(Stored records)
----------------------------------------
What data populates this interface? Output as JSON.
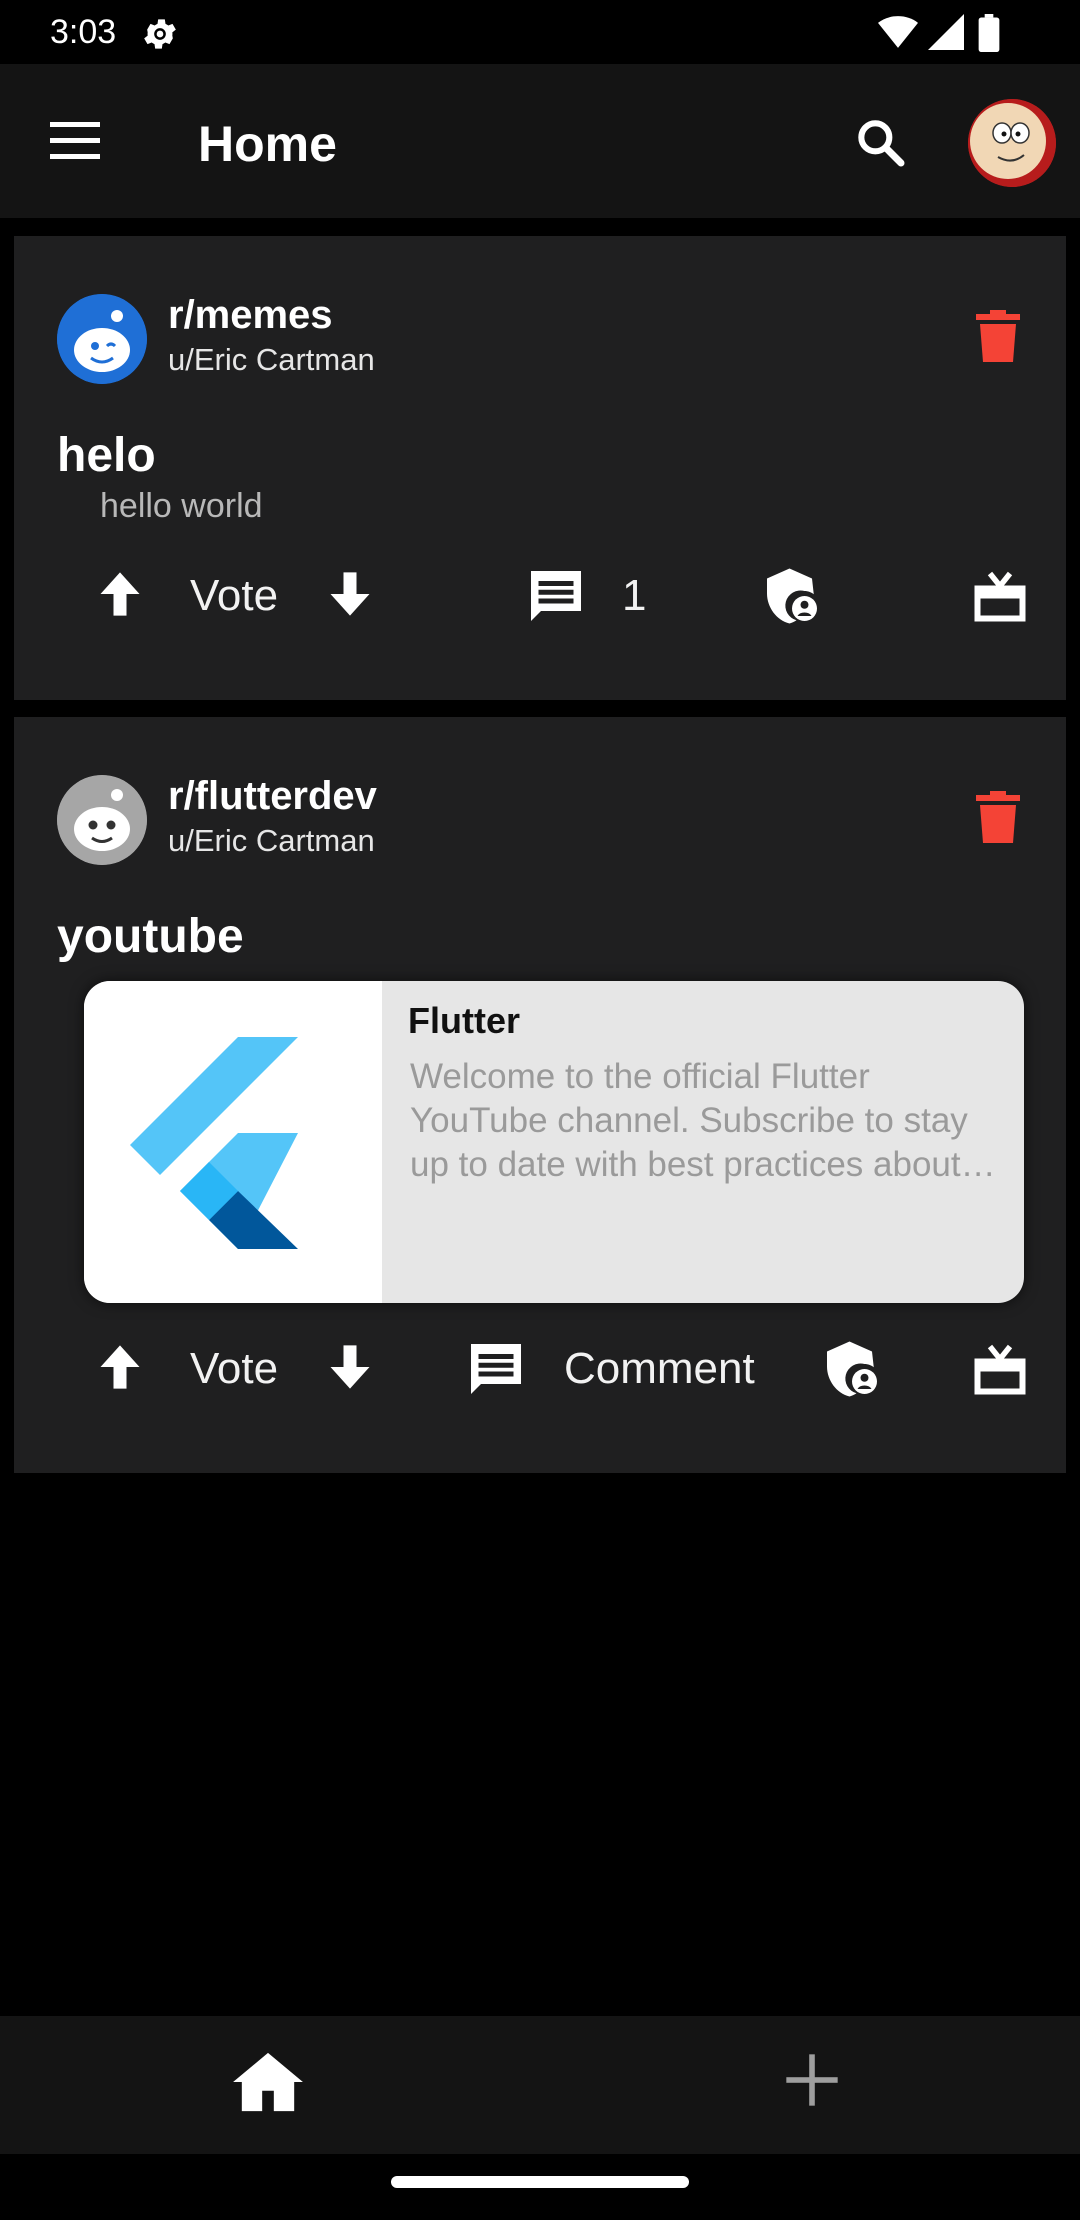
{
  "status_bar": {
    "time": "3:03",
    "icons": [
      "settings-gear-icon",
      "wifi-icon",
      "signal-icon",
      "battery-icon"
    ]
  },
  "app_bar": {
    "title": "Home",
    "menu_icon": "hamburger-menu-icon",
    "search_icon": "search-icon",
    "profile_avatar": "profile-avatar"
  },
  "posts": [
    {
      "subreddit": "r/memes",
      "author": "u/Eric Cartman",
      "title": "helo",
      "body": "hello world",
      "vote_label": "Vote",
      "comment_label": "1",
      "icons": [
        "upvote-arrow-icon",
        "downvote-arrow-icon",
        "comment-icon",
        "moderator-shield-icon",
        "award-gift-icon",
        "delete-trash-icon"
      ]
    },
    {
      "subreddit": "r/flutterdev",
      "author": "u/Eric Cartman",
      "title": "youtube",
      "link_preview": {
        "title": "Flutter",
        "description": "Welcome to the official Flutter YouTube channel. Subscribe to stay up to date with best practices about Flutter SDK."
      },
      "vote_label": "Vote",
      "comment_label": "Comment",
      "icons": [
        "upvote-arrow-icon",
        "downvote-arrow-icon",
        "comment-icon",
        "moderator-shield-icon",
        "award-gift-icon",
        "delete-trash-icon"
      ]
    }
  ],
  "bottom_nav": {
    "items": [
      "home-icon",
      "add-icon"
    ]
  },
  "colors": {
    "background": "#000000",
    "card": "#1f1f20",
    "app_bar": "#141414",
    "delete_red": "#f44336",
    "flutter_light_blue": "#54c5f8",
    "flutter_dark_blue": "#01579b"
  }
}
----------------------------------------
• _Task to carry out_: Print each record exactly as it stands, leaving the images out.

• _Completed exercise_:
What data populates this interface? Output as JSON.
{
  "status_bar": {
    "time": "3:03",
    "icons": [
      "settings-gear-icon",
      "wifi-icon",
      "signal-icon",
      "battery-icon"
    ]
  },
  "app_bar": {
    "title": "Home",
    "menu_icon": "hamburger-menu-icon",
    "search_icon": "search-icon",
    "profile_avatar": "profile-avatar"
  },
  "posts": [
    {
      "subreddit": "r/memes",
      "author": "u/Eric Cartman",
      "title": "helo",
      "body": "hello world",
      "vote_label": "Vote",
      "comment_label": "1",
      "icons": [
        "upvote-arrow-icon",
        "downvote-arrow-icon",
        "comment-icon",
        "moderator-shield-icon",
        "award-gift-icon",
        "delete-trash-icon"
      ]
    },
    {
      "subreddit": "r/flutterdev",
      "author": "u/Eric Cartman",
      "title": "youtube",
      "link_preview": {
        "title": "Flutter",
        "description": "Welcome to the official Flutter YouTube channel. Subscribe to stay up to date with best practices about Flutter SDK."
      },
      "vote_label": "Vote",
      "comment_label": "Comment",
      "icons": [
        "upvote-arrow-icon",
        "downvote-arrow-icon",
        "comment-icon",
        "moderator-shield-icon",
        "award-gift-icon",
        "delete-trash-icon"
      ]
    }
  ],
  "bottom_nav": {
    "items": [
      "home-icon",
      "add-icon"
    ]
  },
  "colors": {
    "background": "#000000",
    "card": "#1f1f20",
    "app_bar": "#141414",
    "delete_red": "#f44336",
    "flutter_light_blue": "#54c5f8",
    "flutter_dark_blue": "#01579b"
  }
}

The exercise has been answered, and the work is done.